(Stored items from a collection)
■ ■ ■ ■
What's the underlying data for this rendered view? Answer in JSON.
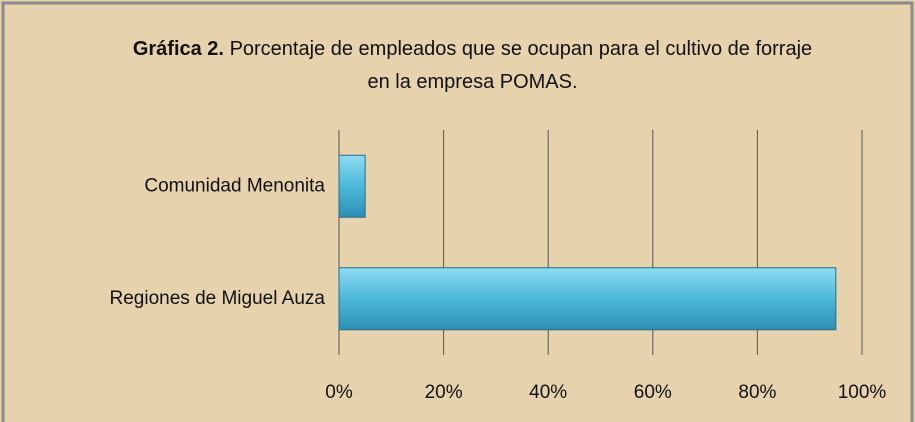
{
  "chart_data": {
    "type": "bar",
    "orientation": "horizontal",
    "title_label": "Gráfica 2.",
    "title": "Porcentaje de empleados que se ocupan para el cultivo de forraje en la empresa POMAS.",
    "categories": [
      "Comunidad Menonita",
      "Regiones de Miguel Auza"
    ],
    "values": [
      5,
      95
    ],
    "color": "#4bb8da",
    "xlim": [
      0,
      100
    ],
    "xticks": [
      {
        "value": 0,
        "label": "0%"
      },
      {
        "value": 20,
        "label": "20%"
      },
      {
        "value": 40,
        "label": "40%"
      },
      {
        "value": 60,
        "label": "60%"
      },
      {
        "value": 80,
        "label": "80%"
      },
      {
        "value": 100,
        "label": "100%"
      }
    ],
    "grid": true
  }
}
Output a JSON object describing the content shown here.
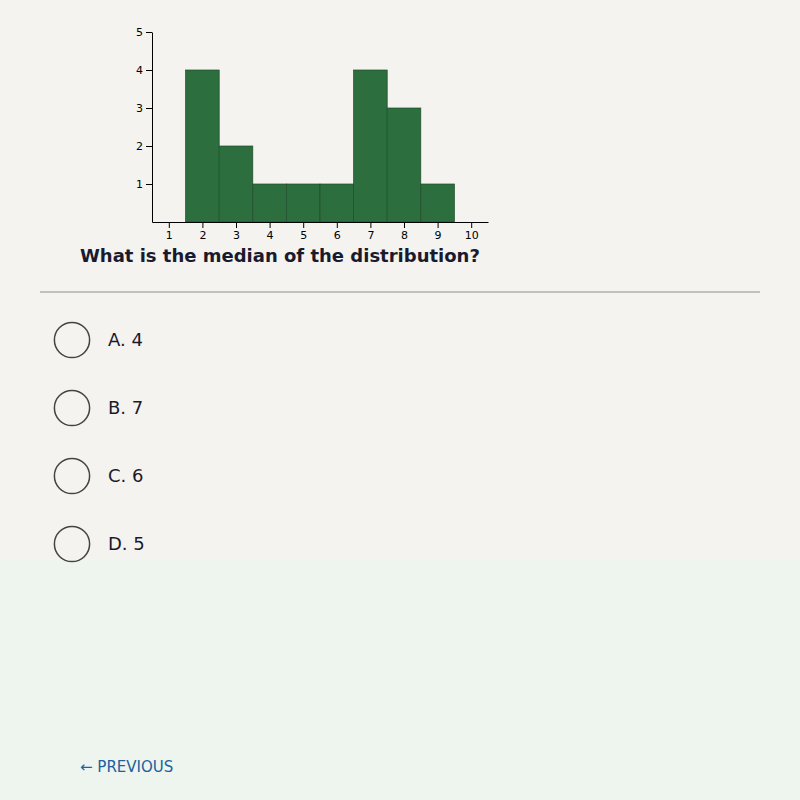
■ ■ ■ ■
Exercise details.
Repeat each entry exactly as given; no pictures belong in the copy.

Reply.
What's the underlying data for this rendered view? Answer in JSON.
{
  "chart_data": {
    "type": "bar",
    "orientation": "horizontal",
    "title_label": "Gráfica 2.",
    "title": "Porcentaje de empleados que se ocupan para el cultivo de forraje en la empresa POMAS.",
    "categories": [
      "Comunidad Menonita",
      "Regiones de Miguel Auza"
    ],
    "values": [
      5,
      95
    ],
    "color": "#4bb8da",
    "xlim": [
      0,
      100
    ],
    "xticks": [
      {
        "value": 0,
        "label": "0%"
      },
      {
        "value": 20,
        "label": "20%"
      },
      {
        "value": 40,
        "label": "40%"
      },
      {
        "value": 60,
        "label": "60%"
      },
      {
        "value": 80,
        "label": "80%"
      },
      {
        "value": 100,
        "label": "100%"
      }
    ],
    "grid": true
  }
}
Output a JSON object describing the content shown here.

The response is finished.